-- START OF Source records --
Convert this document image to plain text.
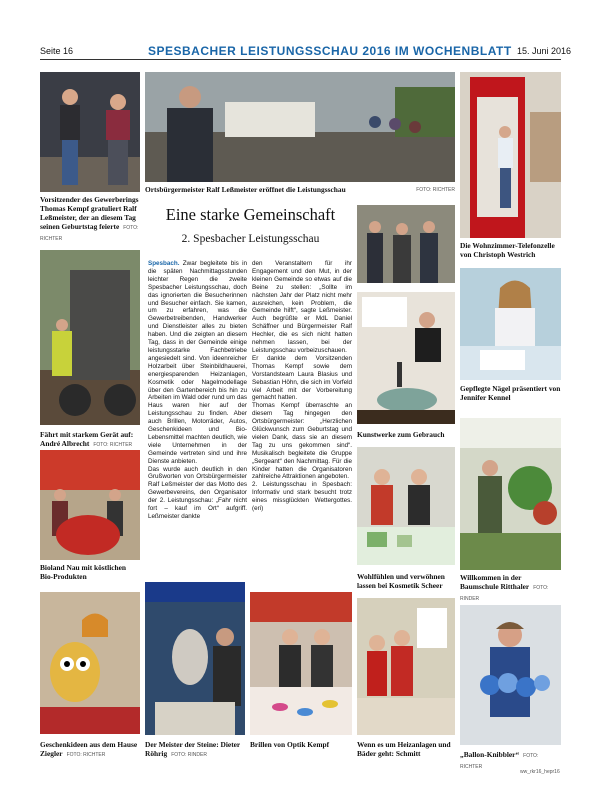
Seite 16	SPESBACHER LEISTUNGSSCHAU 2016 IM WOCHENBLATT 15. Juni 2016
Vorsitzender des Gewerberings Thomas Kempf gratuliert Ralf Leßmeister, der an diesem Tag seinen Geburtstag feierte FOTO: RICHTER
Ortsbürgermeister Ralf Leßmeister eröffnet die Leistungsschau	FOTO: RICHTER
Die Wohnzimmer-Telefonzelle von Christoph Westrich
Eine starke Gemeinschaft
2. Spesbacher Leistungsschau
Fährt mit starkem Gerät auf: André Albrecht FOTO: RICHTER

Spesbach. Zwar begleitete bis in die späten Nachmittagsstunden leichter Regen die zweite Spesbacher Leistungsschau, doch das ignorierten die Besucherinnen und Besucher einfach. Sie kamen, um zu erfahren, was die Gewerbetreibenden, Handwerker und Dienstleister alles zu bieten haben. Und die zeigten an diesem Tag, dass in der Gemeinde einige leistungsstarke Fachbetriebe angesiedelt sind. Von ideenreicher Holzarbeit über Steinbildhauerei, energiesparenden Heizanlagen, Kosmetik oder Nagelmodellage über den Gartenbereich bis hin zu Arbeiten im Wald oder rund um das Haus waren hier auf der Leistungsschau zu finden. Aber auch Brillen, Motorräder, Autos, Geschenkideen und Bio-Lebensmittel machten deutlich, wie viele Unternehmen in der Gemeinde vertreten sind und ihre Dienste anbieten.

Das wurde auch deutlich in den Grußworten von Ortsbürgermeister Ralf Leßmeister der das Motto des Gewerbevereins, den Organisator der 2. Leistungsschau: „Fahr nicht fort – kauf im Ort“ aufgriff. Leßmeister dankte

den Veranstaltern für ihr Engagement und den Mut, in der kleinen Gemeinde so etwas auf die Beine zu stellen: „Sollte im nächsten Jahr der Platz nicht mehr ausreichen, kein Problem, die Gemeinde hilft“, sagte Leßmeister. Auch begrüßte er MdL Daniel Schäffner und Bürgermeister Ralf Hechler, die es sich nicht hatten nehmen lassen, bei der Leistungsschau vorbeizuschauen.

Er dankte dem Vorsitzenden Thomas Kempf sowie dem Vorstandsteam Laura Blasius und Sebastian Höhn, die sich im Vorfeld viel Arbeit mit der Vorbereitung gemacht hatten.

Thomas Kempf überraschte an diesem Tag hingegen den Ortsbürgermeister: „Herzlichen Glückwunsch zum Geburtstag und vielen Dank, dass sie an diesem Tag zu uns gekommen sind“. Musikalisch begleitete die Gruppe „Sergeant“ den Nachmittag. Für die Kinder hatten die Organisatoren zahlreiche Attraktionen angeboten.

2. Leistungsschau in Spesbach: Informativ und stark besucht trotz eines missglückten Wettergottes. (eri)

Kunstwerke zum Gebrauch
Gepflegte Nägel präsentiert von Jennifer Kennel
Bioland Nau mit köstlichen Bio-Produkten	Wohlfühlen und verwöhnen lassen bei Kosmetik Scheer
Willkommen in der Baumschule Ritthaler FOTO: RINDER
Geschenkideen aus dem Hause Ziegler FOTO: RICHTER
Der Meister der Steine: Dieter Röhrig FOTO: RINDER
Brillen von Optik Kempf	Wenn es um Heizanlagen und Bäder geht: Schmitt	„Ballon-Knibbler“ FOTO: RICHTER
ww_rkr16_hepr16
-- END OF Source records --
_Instructions to follow_. Working from the entries above, return all lines that contain "diesem".

_Result of this exercise_.
Vorsitzender des Gewerberings Thomas Kempf gratuliert Ralf Leßmeister, der an diesem Tag seinen Geburtstag feierte FOTO: RICHTER
Spesbach. Zwar begleitete bis in die späten Nachmittagsstunden leichter Regen die zweite Spesbacher Leistungsschau, doch das ignorierten die Besucherinnen und Besucher einfach. Sie kamen, um zu erfahren, was die Gewerbetreibenden, Handwerker und Dienstleister alles zu bieten haben. Und die zeigten an diesem Tag, dass in der Gemeinde einige leistungsstarke Fachbetriebe angesiedelt sind. Von ideenreicher Holzarbeit über Steinbildhauerei, energiesparenden Heizanlagen, Kosmetik oder Nagelmodellage über den Gartenbereich bis hin zu Arbeiten im Wald oder rund um das Haus waren hier auf der Leistungsschau zu finden. Aber auch Brillen, Motorräder, Autos, Geschenkideen und Bio-Lebensmittel machten deutlich, wie viele Unternehmen in der Gemeinde vertreten sind und ihre Dienste anbieten.
Thomas Kempf überraschte an diesem Tag hingegen den Ortsbürgermeister: „Herzlichen Glückwunsch zum Geburtstag und vielen Dank, dass sie an diesem Tag zu uns gekommen sind“. Musikalisch begleitete die Gruppe „Sergeant“ den Nachmittag. Für die Kinder hatten die Organisatoren zahlreiche Attraktionen angeboten.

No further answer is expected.